Data records:
● ● ● ● ● ● ●

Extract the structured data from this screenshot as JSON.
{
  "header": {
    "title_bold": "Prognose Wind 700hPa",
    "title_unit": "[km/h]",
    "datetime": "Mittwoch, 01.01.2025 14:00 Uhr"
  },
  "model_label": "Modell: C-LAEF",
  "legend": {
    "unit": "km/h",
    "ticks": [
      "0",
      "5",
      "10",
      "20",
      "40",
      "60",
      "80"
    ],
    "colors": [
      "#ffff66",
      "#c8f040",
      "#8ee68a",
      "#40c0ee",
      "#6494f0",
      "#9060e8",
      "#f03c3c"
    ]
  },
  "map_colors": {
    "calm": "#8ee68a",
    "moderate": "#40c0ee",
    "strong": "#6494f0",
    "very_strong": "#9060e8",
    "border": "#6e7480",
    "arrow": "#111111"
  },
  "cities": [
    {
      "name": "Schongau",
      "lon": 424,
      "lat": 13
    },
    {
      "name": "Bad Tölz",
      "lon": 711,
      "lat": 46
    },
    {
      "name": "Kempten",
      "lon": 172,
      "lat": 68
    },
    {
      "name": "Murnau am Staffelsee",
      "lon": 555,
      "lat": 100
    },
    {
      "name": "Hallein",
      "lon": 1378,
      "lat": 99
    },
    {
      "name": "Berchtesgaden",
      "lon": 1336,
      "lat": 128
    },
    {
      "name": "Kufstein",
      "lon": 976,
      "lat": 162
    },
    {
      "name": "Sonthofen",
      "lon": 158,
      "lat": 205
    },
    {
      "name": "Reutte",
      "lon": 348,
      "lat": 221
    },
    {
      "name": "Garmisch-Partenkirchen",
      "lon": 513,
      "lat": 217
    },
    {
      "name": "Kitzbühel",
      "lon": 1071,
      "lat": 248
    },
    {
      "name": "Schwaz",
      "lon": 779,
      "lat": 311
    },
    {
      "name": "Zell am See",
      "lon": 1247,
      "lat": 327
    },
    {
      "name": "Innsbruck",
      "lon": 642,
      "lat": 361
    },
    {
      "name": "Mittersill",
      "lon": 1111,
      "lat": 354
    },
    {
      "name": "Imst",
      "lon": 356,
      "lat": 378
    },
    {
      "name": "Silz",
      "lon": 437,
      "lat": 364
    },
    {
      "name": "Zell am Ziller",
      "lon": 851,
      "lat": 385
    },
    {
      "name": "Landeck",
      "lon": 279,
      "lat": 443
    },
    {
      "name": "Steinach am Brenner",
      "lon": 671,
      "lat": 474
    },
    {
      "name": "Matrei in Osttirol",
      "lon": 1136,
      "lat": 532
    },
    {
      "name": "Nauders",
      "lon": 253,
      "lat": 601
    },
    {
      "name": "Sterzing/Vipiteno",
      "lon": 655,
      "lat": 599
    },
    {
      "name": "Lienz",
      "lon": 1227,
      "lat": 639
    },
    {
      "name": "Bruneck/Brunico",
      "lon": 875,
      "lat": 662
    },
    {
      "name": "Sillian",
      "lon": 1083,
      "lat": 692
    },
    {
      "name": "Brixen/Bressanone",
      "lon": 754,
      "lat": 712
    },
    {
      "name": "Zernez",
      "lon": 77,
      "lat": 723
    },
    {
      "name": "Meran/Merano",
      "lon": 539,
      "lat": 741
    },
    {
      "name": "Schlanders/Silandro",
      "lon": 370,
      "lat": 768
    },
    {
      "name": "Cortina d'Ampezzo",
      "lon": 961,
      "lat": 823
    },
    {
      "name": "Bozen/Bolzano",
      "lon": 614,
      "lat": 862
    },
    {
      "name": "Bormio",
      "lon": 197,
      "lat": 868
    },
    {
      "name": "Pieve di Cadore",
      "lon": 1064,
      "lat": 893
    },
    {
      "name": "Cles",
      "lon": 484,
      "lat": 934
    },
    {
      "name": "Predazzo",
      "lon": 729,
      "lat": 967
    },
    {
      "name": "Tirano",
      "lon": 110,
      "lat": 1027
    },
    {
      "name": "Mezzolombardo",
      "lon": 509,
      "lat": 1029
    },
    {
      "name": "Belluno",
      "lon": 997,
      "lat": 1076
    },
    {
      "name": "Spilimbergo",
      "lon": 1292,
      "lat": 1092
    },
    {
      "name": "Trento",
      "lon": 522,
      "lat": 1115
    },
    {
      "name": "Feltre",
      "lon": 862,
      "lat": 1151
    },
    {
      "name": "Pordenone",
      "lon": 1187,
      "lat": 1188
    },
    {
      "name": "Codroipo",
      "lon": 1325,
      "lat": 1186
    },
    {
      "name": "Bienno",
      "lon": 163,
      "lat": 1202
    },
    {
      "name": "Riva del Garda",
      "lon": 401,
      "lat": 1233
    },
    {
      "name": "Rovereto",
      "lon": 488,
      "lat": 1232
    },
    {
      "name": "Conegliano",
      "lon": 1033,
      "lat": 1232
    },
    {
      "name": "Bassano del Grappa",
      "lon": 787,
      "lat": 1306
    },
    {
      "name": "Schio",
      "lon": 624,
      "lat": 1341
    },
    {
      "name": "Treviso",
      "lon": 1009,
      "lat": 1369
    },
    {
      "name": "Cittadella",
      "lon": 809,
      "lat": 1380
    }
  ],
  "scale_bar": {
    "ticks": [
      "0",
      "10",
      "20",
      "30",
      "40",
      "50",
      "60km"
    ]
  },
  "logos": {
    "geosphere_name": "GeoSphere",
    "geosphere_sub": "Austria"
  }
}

● ● ● ● ● ● ●

Task statement:
Copy out all of the data exactly, leaving nothing out.

Solution for this task:
Extract the structured data from this screenshot as JSON.
{
  "header": {
    "title_bold": "Prognose Wind 700hPa",
    "title_unit": "[km/h]",
    "datetime": "Mittwoch, 01.01.2025 14:00 Uhr"
  },
  "model_label": "Modell: C-LAEF",
  "legend": {
    "unit": "km/h",
    "ticks": [
      "0",
      "5",
      "10",
      "20",
      "40",
      "60",
      "80"
    ],
    "colors": [
      "#ffff66",
      "#c8f040",
      "#8ee68a",
      "#40c0ee",
      "#6494f0",
      "#9060e8",
      "#f03c3c"
    ]
  },
  "map_colors": {
    "calm": "#8ee68a",
    "moderate": "#40c0ee",
    "strong": "#6494f0",
    "very_strong": "#9060e8",
    "border": "#6e7480",
    "arrow": "#111111"
  },
  "cities": [
    {
      "name": "Schongau",
      "lon": 424,
      "lat": 13
    },
    {
      "name": "Bad Tölz",
      "lon": 711,
      "lat": 46
    },
    {
      "name": "Kempten",
      "lon": 172,
      "lat": 68
    },
    {
      "name": "Murnau am Staffelsee",
      "lon": 555,
      "lat": 100
    },
    {
      "name": "Hallein",
      "lon": 1378,
      "lat": 99
    },
    {
      "name": "Berchtesgaden",
      "lon": 1336,
      "lat": 128
    },
    {
      "name": "Kufstein",
      "lon": 976,
      "lat": 162
    },
    {
      "name": "Sonthofen",
      "lon": 158,
      "lat": 205
    },
    {
      "name": "Reutte",
      "lon": 348,
      "lat": 221
    },
    {
      "name": "Garmisch-Partenkirchen",
      "lon": 513,
      "lat": 217
    },
    {
      "name": "Kitzbühel",
      "lon": 1071,
      "lat": 248
    },
    {
      "name": "Schwaz",
      "lon": 779,
      "lat": 311
    },
    {
      "name": "Zell am See",
      "lon": 1247,
      "lat": 327
    },
    {
      "name": "Innsbruck",
      "lon": 642,
      "lat": 361
    },
    {
      "name": "Mittersill",
      "lon": 1111,
      "lat": 354
    },
    {
      "name": "Imst",
      "lon": 356,
      "lat": 378
    },
    {
      "name": "Silz",
      "lon": 437,
      "lat": 364
    },
    {
      "name": "Zell am Ziller",
      "lon": 851,
      "lat": 385
    },
    {
      "name": "Landeck",
      "lon": 279,
      "lat": 443
    },
    {
      "name": "Steinach am Brenner",
      "lon": 671,
      "lat": 474
    },
    {
      "name": "Matrei in Osttirol",
      "lon": 1136,
      "lat": 532
    },
    {
      "name": "Nauders",
      "lon": 253,
      "lat": 601
    },
    {
      "name": "Sterzing/Vipiteno",
      "lon": 655,
      "lat": 599
    },
    {
      "name": "Lienz",
      "lon": 1227,
      "lat": 639
    },
    {
      "name": "Bruneck/Brunico",
      "lon": 875,
      "lat": 662
    },
    {
      "name": "Sillian",
      "lon": 1083,
      "lat": 692
    },
    {
      "name": "Brixen/Bressanone",
      "lon": 754,
      "lat": 712
    },
    {
      "name": "Zernez",
      "lon": 77,
      "lat": 723
    },
    {
      "name": "Meran/Merano",
      "lon": 539,
      "lat": 741
    },
    {
      "name": "Schlanders/Silandro",
      "lon": 370,
      "lat": 768
    },
    {
      "name": "Cortina d'Ampezzo",
      "lon": 961,
      "lat": 823
    },
    {
      "name": "Bozen/Bolzano",
      "lon": 614,
      "lat": 862
    },
    {
      "name": "Bormio",
      "lon": 197,
      "lat": 868
    },
    {
      "name": "Pieve di Cadore",
      "lon": 1064,
      "lat": 893
    },
    {
      "name": "Cles",
      "lon": 484,
      "lat": 934
    },
    {
      "name": "Predazzo",
      "lon": 729,
      "lat": 967
    },
    {
      "name": "Tirano",
      "lon": 110,
      "lat": 1027
    },
    {
      "name": "Mezzolombardo",
      "lon": 509,
      "lat": 1029
    },
    {
      "name": "Belluno",
      "lon": 997,
      "lat": 1076
    },
    {
      "name": "Spilimbergo",
      "lon": 1292,
      "lat": 1092
    },
    {
      "name": "Trento",
      "lon": 522,
      "lat": 1115
    },
    {
      "name": "Feltre",
      "lon": 862,
      "lat": 1151
    },
    {
      "name": "Pordenone",
      "lon": 1187,
      "lat": 1188
    },
    {
      "name": "Codroipo",
      "lon": 1325,
      "lat": 1186
    },
    {
      "name": "Bienno",
      "lon": 163,
      "lat": 1202
    },
    {
      "name": "Riva del Garda",
      "lon": 401,
      "lat": 1233
    },
    {
      "name": "Rovereto",
      "lon": 488,
      "lat": 1232
    },
    {
      "name": "Conegliano",
      "lon": 1033,
      "lat": 1232
    },
    {
      "name": "Bassano del Grappa",
      "lon": 787,
      "lat": 1306
    },
    {
      "name": "Schio",
      "lon": 624,
      "lat": 1341
    },
    {
      "name": "Treviso",
      "lon": 1009,
      "lat": 1369
    },
    {
      "name": "Cittadella",
      "lon": 809,
      "lat": 1380
    }
  ],
  "scale_bar": {
    "ticks": [
      "0",
      "10",
      "20",
      "30",
      "40",
      "50",
      "60km"
    ]
  },
  "logos": {
    "geosphere_name": "GeoSphere",
    "geosphere_sub": "Austria"
  }
}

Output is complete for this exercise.